» **TASK PROMPT**
Extract the text of every entry below exactly; leave images out.

Data extracted from a collection:
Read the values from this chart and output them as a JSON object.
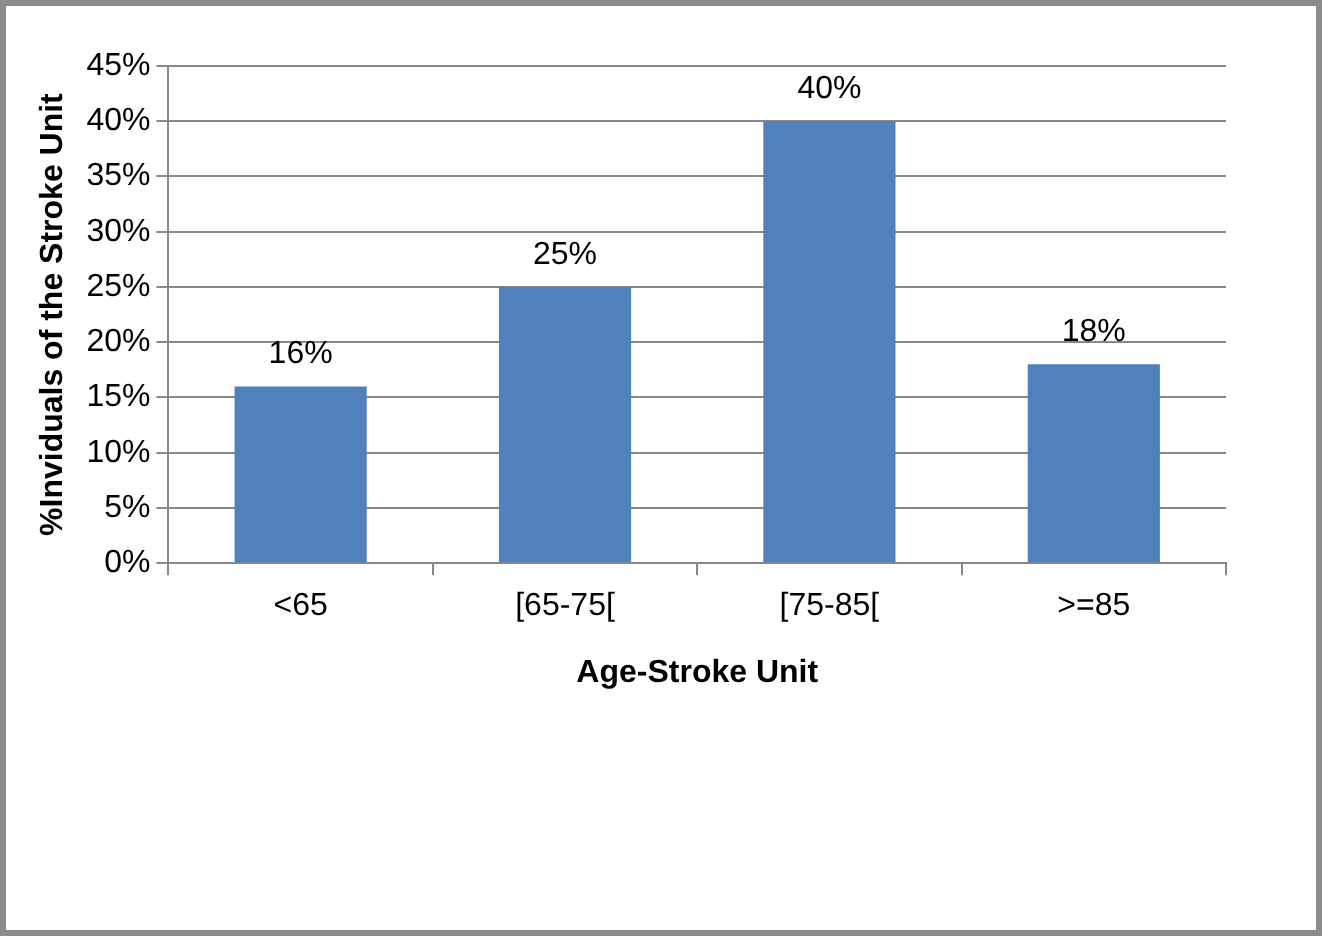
{
  "chart_data": {
    "type": "bar",
    "xlabel": "Age-Stroke Unit",
    "ylabel": "%Inviduals of the Stroke Unit",
    "categories": [
      "<65",
      "[65-75[",
      "[75-85[",
      ">=85"
    ],
    "values": [
      16,
      25,
      40,
      18
    ],
    "value_labels": [
      "16%",
      "25%",
      "40%",
      "18%"
    ],
    "color": "#4f81bd",
    "ylim": [
      0,
      45
    ],
    "yticks": [
      {
        "value": 0,
        "label": "0%"
      },
      {
        "value": 5,
        "label": "5%"
      },
      {
        "value": 10,
        "label": "10%"
      },
      {
        "value": 15,
        "label": "15%"
      },
      {
        "value": 20,
        "label": "20%"
      },
      {
        "value": 25,
        "label": "25%"
      },
      {
        "value": 30,
        "label": "30%"
      },
      {
        "value": 35,
        "label": "35%"
      },
      {
        "value": 40,
        "label": "40%"
      },
      {
        "value": 45,
        "label": "45%"
      }
    ],
    "grid": "y",
    "legend": false
  }
}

» **SOLUTION TO THE PROBLEM**
Read the values from this chart and output them as a JSON object.
{
  "chart_data": {
    "type": "bar",
    "xlabel": "Age-Stroke Unit",
    "ylabel": "%Inviduals of the Stroke Unit",
    "categories": [
      "<65",
      "[65-75[",
      "[75-85[",
      ">=85"
    ],
    "values": [
      16,
      25,
      40,
      18
    ],
    "value_labels": [
      "16%",
      "25%",
      "40%",
      "18%"
    ],
    "color": "#4f81bd",
    "ylim": [
      0,
      45
    ],
    "yticks": [
      {
        "value": 0,
        "label": "0%"
      },
      {
        "value": 5,
        "label": "5%"
      },
      {
        "value": 10,
        "label": "10%"
      },
      {
        "value": 15,
        "label": "15%"
      },
      {
        "value": 20,
        "label": "20%"
      },
      {
        "value": 25,
        "label": "25%"
      },
      {
        "value": 30,
        "label": "30%"
      },
      {
        "value": 35,
        "label": "35%"
      },
      {
        "value": 40,
        "label": "40%"
      },
      {
        "value": 45,
        "label": "45%"
      }
    ],
    "grid": "y",
    "legend": false
  }
}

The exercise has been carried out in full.